ZIEL 1 - Welche Lüftergröße ist laut dem Forenthread über Gehäuselüfter Standard?

VORGEGEBENER TEXT -
================

# was bringt ein gehäuselüfter?



## claas (21. April 2011)

*was bringt ein gehäuselüfter?*

was bringt ein gehäuselüfter und wenn, welchen?


----------



## Hansvonwurst (21. April 2011)

*AW: was bringt ein gehäuselüfter?*

Ein gehäuselüfter sorgt dafür, dass immer Frischluft im Gehäuse ist und sich keine warme Luft anstaut!
Was hast du denn für ein Gehäuse?
Normalerweise müssten einer vorne (Frischluft rein), einer hinten(warme Luft raus) reichen!


----------



## Less_Is_More (21. April 2011)

*AW: was bringt ein gehäuselüfter?*



> und wenn, welchen?



kommt ganz auf deine anforderungen an. es gibt lüfter für den silentbetrieb, daher sehr leise, lüfter mit hohem luftdurchsatz, daher bessere kühlung, oder auch ein gutes mittel aus beiden. natürlich auch in den verschiedensten farben (leds) für bspweise moddingzwecke. achte auf die lüftergröße! standard sind 120mm


----------



## claas (21. April 2011)

*AW: was bringt ein gehäuselüfter?*

ich hatte an das Geh LC-Power Midi-Pro922B Puritas gedacht!


----------



## Hansvonwurst (21. April 2011)

*AW: was bringt ein gehäuselüfter?*

Ok hinten kann man einen Scythe Sliostream 800 Rpm reinmachen, aber mit 80er Lüftern kenne ich mich nicht aus!
Vielleicht Silent wings Pure?


----------



## claas (21. April 2011)

*AW: was bringt ein gehäuselüfter?*

oder ein anderes gehäuse, aber 4 usb anschlüsse vorne!!!
soll ich mal die liste schicken,mit den sachen, die ich reinbasteln wollte?


----------



## Hansvonwurst (21. April 2011)

*AW: was bringt ein gehäuselüfter?*

Wie wäre das hier?
Sharkoon T9 Economy schwarz | gh.de (geizhals.at) Deutschland
oder mit USB 3.0:
Sharkoon T9 Value schwarz mit Sichtfenster | gh.de (geizhals.at) Deutschland


----------



## claas (21. April 2011)

*AW: was bringt ein gehäuselüfter?*

wenn das economy!!!


----------



## Herbboy (21. April 2011)

*AW: was bringt ein gehäuselüfter?*

Je nach dem, was für Hardware Du hast, reicht sogar ein Lüfter 120mm hinten im Gehäuse - der Druckunterschied saugt die Luft schon von allein rein. Wenn es dann irgendwie im Gehäuse zu warm werden sollte, und/oder CPU+Graka trotz sauberem Lüfter recht warm werden, kann man ja immer noch schauen.

================

AUFGEFÜHRTE EINTRÄGE -
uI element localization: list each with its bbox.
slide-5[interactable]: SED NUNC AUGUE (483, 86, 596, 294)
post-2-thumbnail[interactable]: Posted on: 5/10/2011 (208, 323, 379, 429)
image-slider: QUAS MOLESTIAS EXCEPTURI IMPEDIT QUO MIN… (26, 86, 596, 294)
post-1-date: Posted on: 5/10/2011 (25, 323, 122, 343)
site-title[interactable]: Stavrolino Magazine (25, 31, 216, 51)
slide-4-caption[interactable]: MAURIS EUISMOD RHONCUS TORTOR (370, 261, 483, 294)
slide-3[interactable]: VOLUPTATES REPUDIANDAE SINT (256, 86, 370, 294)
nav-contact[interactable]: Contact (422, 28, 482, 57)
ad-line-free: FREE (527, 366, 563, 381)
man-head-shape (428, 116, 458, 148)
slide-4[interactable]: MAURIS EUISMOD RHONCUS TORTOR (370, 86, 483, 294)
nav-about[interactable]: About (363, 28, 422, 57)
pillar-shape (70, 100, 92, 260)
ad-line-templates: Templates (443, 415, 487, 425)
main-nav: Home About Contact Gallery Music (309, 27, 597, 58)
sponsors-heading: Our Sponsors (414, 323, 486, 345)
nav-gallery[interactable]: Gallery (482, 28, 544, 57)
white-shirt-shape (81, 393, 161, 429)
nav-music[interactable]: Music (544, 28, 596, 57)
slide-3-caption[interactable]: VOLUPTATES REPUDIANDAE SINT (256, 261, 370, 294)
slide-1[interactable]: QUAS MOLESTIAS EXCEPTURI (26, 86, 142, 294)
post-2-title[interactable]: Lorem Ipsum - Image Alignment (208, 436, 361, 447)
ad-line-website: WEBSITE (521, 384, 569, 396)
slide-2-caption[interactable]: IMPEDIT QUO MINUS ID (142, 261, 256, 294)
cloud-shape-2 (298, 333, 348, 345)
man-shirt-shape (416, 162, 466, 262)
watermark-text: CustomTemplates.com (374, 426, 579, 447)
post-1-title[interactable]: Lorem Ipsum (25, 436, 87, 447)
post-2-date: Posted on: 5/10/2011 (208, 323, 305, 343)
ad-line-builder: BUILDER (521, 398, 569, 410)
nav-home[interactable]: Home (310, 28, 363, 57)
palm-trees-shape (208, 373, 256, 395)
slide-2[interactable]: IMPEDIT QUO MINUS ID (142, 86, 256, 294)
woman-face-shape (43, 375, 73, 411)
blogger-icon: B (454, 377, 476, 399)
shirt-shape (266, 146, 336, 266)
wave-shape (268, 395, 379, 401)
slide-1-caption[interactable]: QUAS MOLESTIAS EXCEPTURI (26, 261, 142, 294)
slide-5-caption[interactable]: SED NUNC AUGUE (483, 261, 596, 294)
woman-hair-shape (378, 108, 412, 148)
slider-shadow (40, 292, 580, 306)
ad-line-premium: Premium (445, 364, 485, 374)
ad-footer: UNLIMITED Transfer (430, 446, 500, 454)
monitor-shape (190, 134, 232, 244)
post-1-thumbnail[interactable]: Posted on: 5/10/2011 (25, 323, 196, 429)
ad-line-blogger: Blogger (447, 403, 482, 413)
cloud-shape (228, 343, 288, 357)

================

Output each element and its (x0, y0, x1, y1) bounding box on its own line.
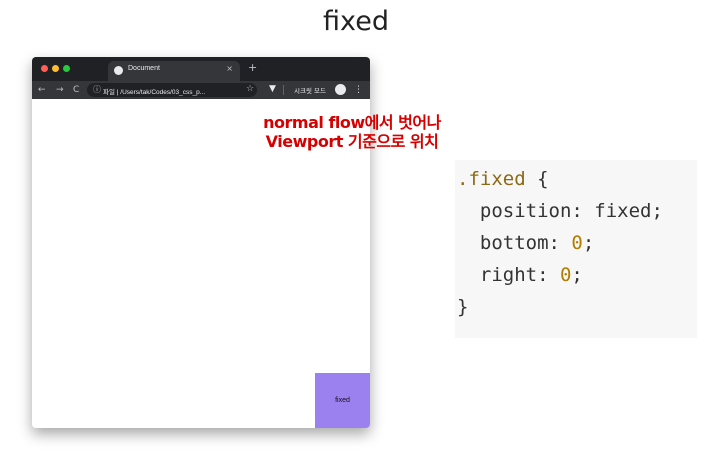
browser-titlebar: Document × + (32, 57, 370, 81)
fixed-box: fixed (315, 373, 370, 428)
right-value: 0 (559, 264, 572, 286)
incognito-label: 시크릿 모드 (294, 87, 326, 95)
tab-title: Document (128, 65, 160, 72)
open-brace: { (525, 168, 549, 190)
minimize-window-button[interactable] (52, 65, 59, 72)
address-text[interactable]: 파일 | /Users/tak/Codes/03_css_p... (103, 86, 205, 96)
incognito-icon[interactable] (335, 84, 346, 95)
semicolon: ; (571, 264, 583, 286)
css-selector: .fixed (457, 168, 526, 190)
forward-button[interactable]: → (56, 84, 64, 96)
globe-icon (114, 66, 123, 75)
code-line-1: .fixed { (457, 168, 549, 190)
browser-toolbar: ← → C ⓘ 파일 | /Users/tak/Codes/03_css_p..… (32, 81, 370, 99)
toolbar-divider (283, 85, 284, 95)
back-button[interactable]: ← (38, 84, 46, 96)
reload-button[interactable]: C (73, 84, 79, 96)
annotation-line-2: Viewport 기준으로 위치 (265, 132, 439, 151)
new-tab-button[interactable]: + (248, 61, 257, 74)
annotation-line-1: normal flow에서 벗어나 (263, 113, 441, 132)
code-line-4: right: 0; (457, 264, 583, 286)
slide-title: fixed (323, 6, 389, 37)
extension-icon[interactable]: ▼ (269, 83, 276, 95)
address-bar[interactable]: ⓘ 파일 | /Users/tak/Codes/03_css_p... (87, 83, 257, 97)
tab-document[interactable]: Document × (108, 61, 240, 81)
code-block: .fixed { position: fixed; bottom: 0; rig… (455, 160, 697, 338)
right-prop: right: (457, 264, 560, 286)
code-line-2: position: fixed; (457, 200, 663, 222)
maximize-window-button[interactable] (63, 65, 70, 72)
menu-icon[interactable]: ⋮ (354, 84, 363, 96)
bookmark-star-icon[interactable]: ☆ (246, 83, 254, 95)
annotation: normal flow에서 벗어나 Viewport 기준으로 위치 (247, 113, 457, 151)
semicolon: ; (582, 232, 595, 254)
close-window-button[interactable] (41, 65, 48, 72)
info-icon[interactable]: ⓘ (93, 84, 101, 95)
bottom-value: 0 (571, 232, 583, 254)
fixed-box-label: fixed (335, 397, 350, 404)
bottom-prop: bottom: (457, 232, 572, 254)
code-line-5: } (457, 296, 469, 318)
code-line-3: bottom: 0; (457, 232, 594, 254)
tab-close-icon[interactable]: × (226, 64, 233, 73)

================

ZIEL 2 - Wie viele Zeilen der Einträge enthalten die Zeichenfolge „Posted“? Gib nur die Zahl an.

ERGEBNIS 1 - Standard sind 120 mm.

ERGEBNIS 2 - 4